*REQUIRED TASK*. Please echo the lines of the material starting at the one containing "invert-button[interactable]: 反転 [563,297,723,322]" and ending at the one containing "hierarchy-icon: ♣ [350,363,368,382]", with both of those lines included and every line reproduced character for character.

>> start DATA TO PROCESS

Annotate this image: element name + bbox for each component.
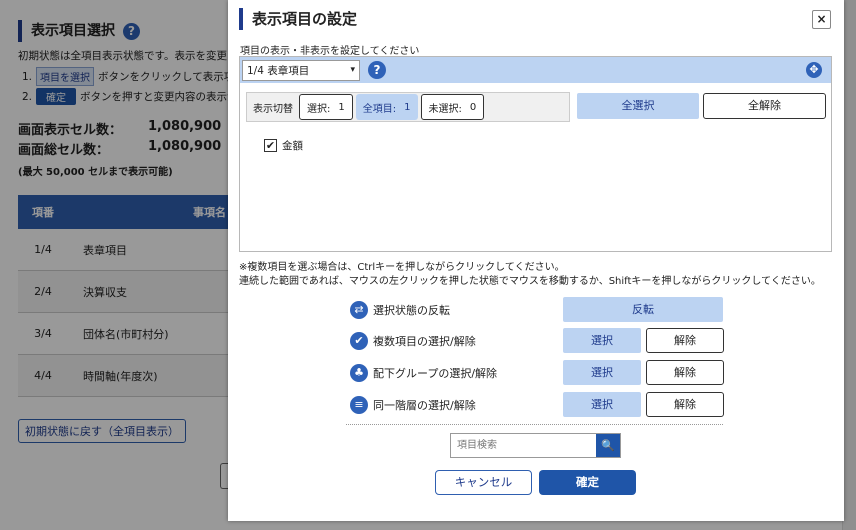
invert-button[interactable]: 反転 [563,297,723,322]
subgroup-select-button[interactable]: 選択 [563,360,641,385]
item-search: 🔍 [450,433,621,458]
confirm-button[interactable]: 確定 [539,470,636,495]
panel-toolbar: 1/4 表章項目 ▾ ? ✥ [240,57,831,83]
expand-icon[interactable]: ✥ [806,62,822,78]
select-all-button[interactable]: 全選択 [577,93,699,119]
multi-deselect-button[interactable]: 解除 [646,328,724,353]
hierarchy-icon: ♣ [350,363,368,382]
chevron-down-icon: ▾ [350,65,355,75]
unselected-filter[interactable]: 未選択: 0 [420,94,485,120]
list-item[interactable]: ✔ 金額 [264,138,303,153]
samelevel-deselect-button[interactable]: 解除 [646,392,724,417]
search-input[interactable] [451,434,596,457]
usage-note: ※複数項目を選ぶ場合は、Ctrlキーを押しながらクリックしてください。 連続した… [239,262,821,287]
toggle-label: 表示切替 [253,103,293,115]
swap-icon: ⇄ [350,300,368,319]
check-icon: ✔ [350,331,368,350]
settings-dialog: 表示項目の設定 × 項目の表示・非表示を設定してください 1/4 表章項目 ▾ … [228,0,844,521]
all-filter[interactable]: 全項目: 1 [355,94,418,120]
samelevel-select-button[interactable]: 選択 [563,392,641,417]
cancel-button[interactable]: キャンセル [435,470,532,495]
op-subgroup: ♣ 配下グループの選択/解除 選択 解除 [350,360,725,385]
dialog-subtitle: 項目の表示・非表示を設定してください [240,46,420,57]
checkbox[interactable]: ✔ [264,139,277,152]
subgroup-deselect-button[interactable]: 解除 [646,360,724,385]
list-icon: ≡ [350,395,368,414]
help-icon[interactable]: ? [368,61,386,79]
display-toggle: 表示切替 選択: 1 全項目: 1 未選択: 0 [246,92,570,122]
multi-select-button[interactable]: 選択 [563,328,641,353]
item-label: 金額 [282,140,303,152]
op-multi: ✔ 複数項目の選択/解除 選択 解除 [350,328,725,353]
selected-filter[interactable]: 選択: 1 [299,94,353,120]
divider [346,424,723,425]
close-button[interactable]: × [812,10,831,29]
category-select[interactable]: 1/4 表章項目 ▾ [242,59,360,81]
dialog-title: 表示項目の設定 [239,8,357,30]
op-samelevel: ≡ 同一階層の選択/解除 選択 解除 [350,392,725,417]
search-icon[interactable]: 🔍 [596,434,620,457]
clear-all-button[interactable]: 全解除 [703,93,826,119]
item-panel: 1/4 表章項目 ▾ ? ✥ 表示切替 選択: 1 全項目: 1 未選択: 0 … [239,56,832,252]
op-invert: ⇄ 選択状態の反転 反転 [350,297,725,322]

>> end DATA TO PROCESS

*EXERCISE RESPONSE*.
invert-button[interactable]: 反転 [563,297,723,322]
subgroup-select-button[interactable]: 選択 [563,360,641,385]
item-search: 🔍 [450,433,621,458]
confirm-button[interactable]: 確定 [539,470,636,495]
panel-toolbar: 1/4 表章項目 ▾ ? ✥ [240,57,831,83]
expand-icon[interactable]: ✥ [806,62,822,78]
select-all-button[interactable]: 全選択 [577,93,699,119]
multi-deselect-button[interactable]: 解除 [646,328,724,353]
hierarchy-icon: ♣ [350,363,368,382]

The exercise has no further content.